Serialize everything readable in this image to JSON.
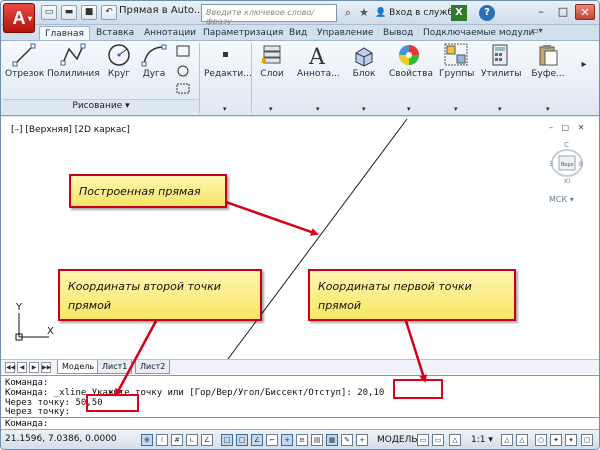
{
  "titlebar": {
    "app_letter": "A",
    "title": "Прямая в Auto...",
    "search_placeholder": "Введите ключевое слово/фразу",
    "login": "Вход в службы",
    "x_label": "X",
    "help_label": "?",
    "minimize": "–",
    "maximize": "□",
    "close": "✕"
  },
  "tabs": [
    "Главная",
    "Вставка",
    "Аннотации",
    "Параметризация",
    "Вид",
    "Управление",
    "Вывод",
    "Подключаемые модули"
  ],
  "ribbon": {
    "buttons": [
      "Отрезок",
      "Полилиния",
      "Круг",
      "Дуга",
      "Редакти...",
      "Слои",
      "Аннота...",
      "Блок",
      "Свойства",
      "Группы",
      "Утилиты",
      "Буфе..."
    ],
    "panel_draw": "Рисование",
    "dropdown": "▾"
  },
  "canvas": {
    "viewport_label": "[–] [Верхняя] [2D каркас]",
    "window_controls": "– □ ✕",
    "viewcube_top": "С",
    "viewcube_face": "Верх",
    "viewcube_south": "Ю",
    "viewcube_west": "З",
    "viewcube_east": "В",
    "wcs": "МСК ▾",
    "ucs_y": "Y",
    "ucs_x": "X",
    "line_color": "#222222"
  },
  "layout_tabs": [
    "Модель",
    "Лист1",
    "Лист2"
  ],
  "callouts": {
    "built_line": "Построенная прямая",
    "second_point": "Координаты второй точки прямой",
    "first_point": "Координаты первой точки прямой"
  },
  "cmdline": {
    "line1": "Команда:",
    "line2": "Команда: _xline Укажите точку или [Гор/Вер/Угол/Биссект/Отступ]: 20,10",
    "line3": "Через точку: 50,50",
    "line4": "Через точку:",
    "prompt": "Команда:"
  },
  "statusbar": {
    "coords": "21.1596, 7.0386, 0.0000",
    "model": "МОДЕЛЬ",
    "scale": "1:1 ▾"
  },
  "colors": {
    "callout_fill": "#f7e566",
    "callout_border": "#c8001a",
    "arrow": "#d4001a",
    "app_red": "#c1201a"
  }
}
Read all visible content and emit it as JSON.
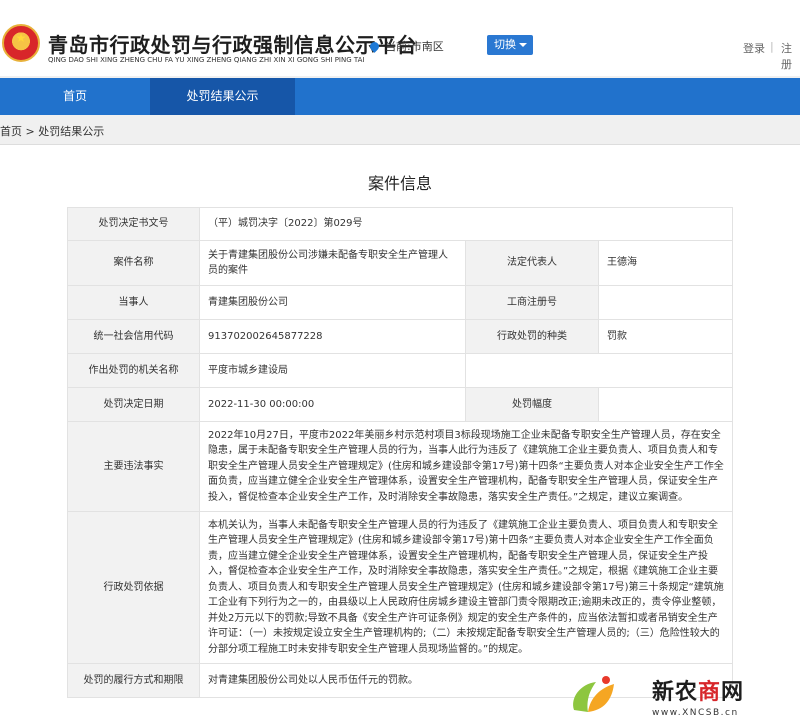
{
  "header": {
    "title": "青岛市行政处罚与行政强制信息公示平台",
    "pinyin": "QING DAO SHI XING ZHENG CHU FA YU XING ZHENG QIANG ZHI XIN XI GONG SHI PING TAI",
    "location": "当前:市南区",
    "switch_label": "切换",
    "login": "登录",
    "separator": "|",
    "register": "注册"
  },
  "nav": {
    "items": [
      {
        "label": "首页"
      },
      {
        "label": "处罚结果公示"
      }
    ]
  },
  "breadcrumb": {
    "home": "首页",
    "separator": " > ",
    "current": "处罚结果公示"
  },
  "panel": {
    "title": "案件信息"
  },
  "case": {
    "decision_no_label": "处罚决定书文号",
    "decision_no": "（平）城罚决字〔2022〕第029号",
    "case_name_label": "案件名称",
    "case_name": "关于青建集团股份公司涉嫌未配备专职安全生产管理人员的案件",
    "legal_rep_label": "法定代表人",
    "legal_rep": "王德海",
    "party_label": "当事人",
    "party": "青建集团股份公司",
    "biz_reg_label": "工商注册号",
    "biz_reg": "",
    "credit_code_label": "统一社会信用代码",
    "credit_code": "913702002645877228",
    "penalty_type_label": "行政处罚的种类",
    "penalty_type": "罚款",
    "authority_label": "作出处罚的机关名称",
    "authority": "平度市城乡建设局",
    "decision_date_label": "处罚决定日期",
    "decision_date": "2022-11-30 00:00:00",
    "penalty_range_label": "处罚幅度",
    "penalty_range": "",
    "facts_label": "主要违法事实",
    "facts": "2022年10月27日，平度市2022年美丽乡村示范村项目3标段现场施工企业未配备专职安全生产管理人员，存在安全隐患，属于未配备专职安全生产管理人员的行为，当事人此行为违反了《建筑施工企业主要负责人、项目负责人和专职安全生产管理人员安全生产管理规定》(住房和城乡建设部令第17号)第十四条“主要负责人对本企业安全生产工作全面负责，应当建立健全企业安全生产管理体系，设置安全生产管理机构，配备专职安全生产管理人员，保证安全生产投入，督促检查本企业安全生产工作，及时消除安全事故隐患，落实安全生产责任。”之规定，建议立案调查。",
    "basis_label": "行政处罚依据",
    "basis": "本机关认为，当事人未配备专职安全生产管理人员的行为违反了《建筑施工企业主要负责人、项目负责人和专职安全生产管理人员安全生产管理规定》(住房和城乡建设部令第17号)第十四条“主要负责人对本企业安全生产工作全面负责，应当建立健全企业安全生产管理体系，设置安全生产管理机构，配备专职安全生产管理人员，保证安全生产投入，督促检查本企业安全生产工作，及时消除安全事故隐患，落实安全生产责任。”之规定，根据《建筑施工企业主要负责人、项目负责人和专职安全生产管理人员安全生产管理规定》(住房和城乡建设部令第17号)第三十条规定“建筑施工企业有下列行为之一的，由县级以上人民政府住房城乡建设主管部门责令限期改正;逾期未改正的，责令停业整顿，并处2万元以下的罚款;导致不具备《安全生产许可证条例》规定的安全生产条件的，应当依法暂扣或者吊销安全生产许可证：（一）未按规定设立安全生产管理机构的;（二）未按规定配备专职安全生产管理人员的;（三）危险性较大的分部分项工程施工时未安排专职安全生产管理人员现场监督的。”的规定。",
    "performance_label": "处罚的履行方式和期限",
    "performance": "对青建集团股份公司处以人民币伍仟元的罚款。"
  },
  "watermark": {
    "name_left": "新农",
    "name_accent": "商",
    "name_right": "网",
    "url": "www.XNCSB.cn"
  }
}
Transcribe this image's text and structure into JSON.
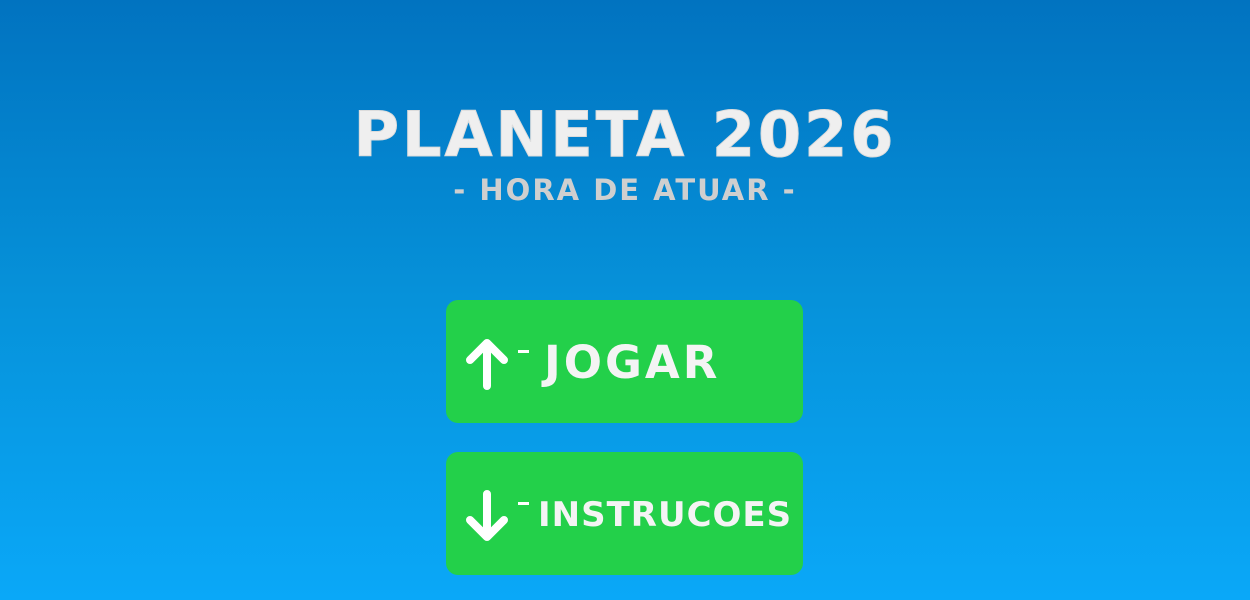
{
  "game": {
    "title": "PLANETA 2026",
    "subtitle": "- HORA DE ATUAR -"
  },
  "menu": {
    "play": {
      "key_icon": "arrow-up-icon",
      "label": "JOGAR"
    },
    "instructions": {
      "key_icon": "arrow-down-icon",
      "label": "INSTRUCOES"
    }
  },
  "colors": {
    "background_top": "#0173c0",
    "background_bottom": "#0aa8f8",
    "button": "#23d04a",
    "text": "#efefef"
  }
}
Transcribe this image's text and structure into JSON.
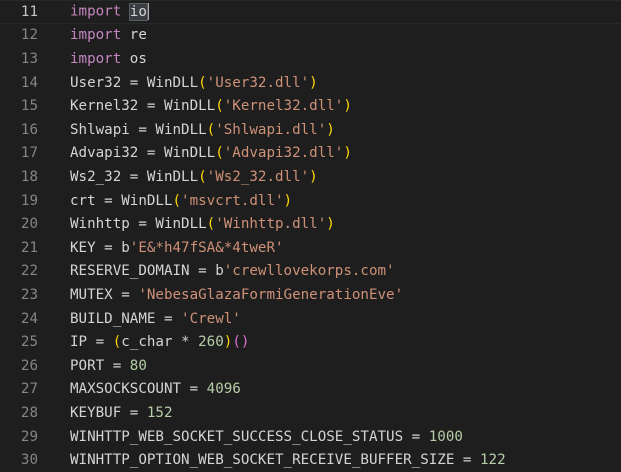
-- -- --
**Work required:** Give back the whole listing as it stands, minus its pictures.

**Output for this task:**
Serialize everything readable in this image to JSON.
{
  "titlebar": {
    "app_letter": "A",
    "title": "Прямая в Auto...",
    "search_placeholder": "Введите ключевое слово/фразу",
    "login": "Вход в службы",
    "x_label": "X",
    "help_label": "?",
    "minimize": "–",
    "maximize": "□",
    "close": "✕"
  },
  "tabs": [
    "Главная",
    "Вставка",
    "Аннотации",
    "Параметризация",
    "Вид",
    "Управление",
    "Вывод",
    "Подключаемые модули"
  ],
  "ribbon": {
    "buttons": [
      "Отрезок",
      "Полилиния",
      "Круг",
      "Дуга",
      "Редакти...",
      "Слои",
      "Аннота...",
      "Блок",
      "Свойства",
      "Группы",
      "Утилиты",
      "Буфе..."
    ],
    "panel_draw": "Рисование",
    "dropdown": "▾"
  },
  "canvas": {
    "viewport_label": "[–] [Верхняя] [2D каркас]",
    "window_controls": "– □ ✕",
    "viewcube_top": "С",
    "viewcube_face": "Верх",
    "viewcube_south": "Ю",
    "viewcube_west": "З",
    "viewcube_east": "В",
    "wcs": "МСК ▾",
    "ucs_y": "Y",
    "ucs_x": "X",
    "line_color": "#222222"
  },
  "layout_tabs": [
    "Модель",
    "Лист1",
    "Лист2"
  ],
  "callouts": {
    "built_line": "Построенная прямая",
    "second_point": "Координаты второй точки прямой",
    "first_point": "Координаты первой точки прямой"
  },
  "cmdline": {
    "line1": "Команда:",
    "line2": "Команда: _xline Укажите точку или [Гор/Вер/Угол/Биссект/Отступ]: 20,10",
    "line3": "Через точку: 50,50",
    "line4": "Через точку:",
    "prompt": "Команда:"
  },
  "statusbar": {
    "coords": "21.1596, 7.0386, 0.0000",
    "model": "МОДЕЛЬ",
    "scale": "1:1 ▾"
  },
  "colors": {
    "callout_fill": "#f7e566",
    "callout_border": "#c8001a",
    "arrow": "#d4001a",
    "app_red": "#c1201a"
  }
}
Read all visible content and emit it as JSON.
{
  "header": {
    "title": "青岛市行政处罚与行政强制信息公示平台",
    "pinyin": "QING DAO SHI XING ZHENG CHU FA YU XING ZHENG QIANG ZHI XIN XI GONG SHI PING TAI",
    "location": "当前:市南区",
    "switch_label": "切换",
    "login": "登录",
    "separator": "|",
    "register": "注册"
  },
  "nav": {
    "items": [
      {
        "label": "首页"
      },
      {
        "label": "处罚结果公示"
      }
    ]
  },
  "breadcrumb": {
    "home": "首页",
    "separator": " > ",
    "current": "处罚结果公示"
  },
  "panel": {
    "title": "案件信息"
  },
  "case": {
    "decision_no_label": "处罚决定书文号",
    "decision_no": "（平）城罚决字〔2022〕第029号",
    "case_name_label": "案件名称",
    "case_name": "关于青建集团股份公司涉嫌未配备专职安全生产管理人员的案件",
    "legal_rep_label": "法定代表人",
    "legal_rep": "王德海",
    "party_label": "当事人",
    "party": "青建集团股份公司",
    "biz_reg_label": "工商注册号",
    "biz_reg": "",
    "credit_code_label": "统一社会信用代码",
    "credit_code": "913702002645877228",
    "penalty_type_label": "行政处罚的种类",
    "penalty_type": "罚款",
    "authority_label": "作出处罚的机关名称",
    "authority": "平度市城乡建设局",
    "decision_date_label": "处罚决定日期",
    "decision_date": "2022-11-30 00:00:00",
    "penalty_range_label": "处罚幅度",
    "penalty_range": "",
    "facts_label": "主要违法事实",
    "facts": "2022年10月27日，平度市2022年美丽乡村示范村项目3标段现场施工企业未配备专职安全生产管理人员，存在安全隐患，属于未配备专职安全生产管理人员的行为，当事人此行为违反了《建筑施工企业主要负责人、项目负责人和专职安全生产管理人员安全生产管理规定》(住房和城乡建设部令第17号)第十四条“主要负责人对本企业安全生产工作全面负责，应当建立健全企业安全生产管理体系，设置安全生产管理机构，配备专职安全生产管理人员，保证安全生产投入，督促检查本企业安全生产工作，及时消除安全事故隐患，落实安全生产责任。”之规定，建议立案调查。",
    "basis_label": "行政处罚依据",
    "basis": "本机关认为，当事人未配备专职安全生产管理人员的行为违反了《建筑施工企业主要负责人、项目负责人和专职安全生产管理人员安全生产管理规定》(住房和城乡建设部令第17号)第十四条“主要负责人对本企业安全生产工作全面负责，应当建立健全企业安全生产管理体系，设置安全生产管理机构，配备专职安全生产管理人员，保证安全生产投入，督促检查本企业安全生产工作，及时消除安全事故隐患，落实安全生产责任。”之规定，根据《建筑施工企业主要负责人、项目负责人和专职安全生产管理人员安全生产管理规定》(住房和城乡建设部令第17号)第三十条规定“建筑施工企业有下列行为之一的，由县级以上人民政府住房城乡建设主管部门责令限期改正;逾期未改正的，责令停业整顿，并处2万元以下的罚款;导致不具备《安全生产许可证条例》规定的安全生产条件的，应当依法暂扣或者吊销安全生产许可证：（一）未按规定设立安全生产管理机构的;（二）未按规定配备专职安全生产管理人员的;（三）危险性较大的分部分项工程施工时未安排专职安全生产管理人员现场监督的。”的规定。",
    "performance_label": "处罚的履行方式和期限",
    "performance": "对青建集团股份公司处以人民币伍仟元的罚款。"
  },
  "watermark": {
    "name_left": "新农",
    "name_accent": "商",
    "name_right": "网",
    "url": "www.XNCSB.cn"
  }
}
Transcribe this image's text and structure into JSON.
{
  "game": {
    "title": "PLANETA 2026",
    "subtitle": "- HORA DE ATUAR -"
  },
  "menu": {
    "play": {
      "key_icon": "arrow-up-icon",
      "label": "JOGAR"
    },
    "instructions": {
      "key_icon": "arrow-down-icon",
      "label": "INSTRUCOES"
    }
  },
  "colors": {
    "background_top": "#0173c0",
    "background_bottom": "#0aa8f8",
    "button": "#23d04a",
    "text": "#efefef"
  }
}
Transcribe this image's text and structure into JSON.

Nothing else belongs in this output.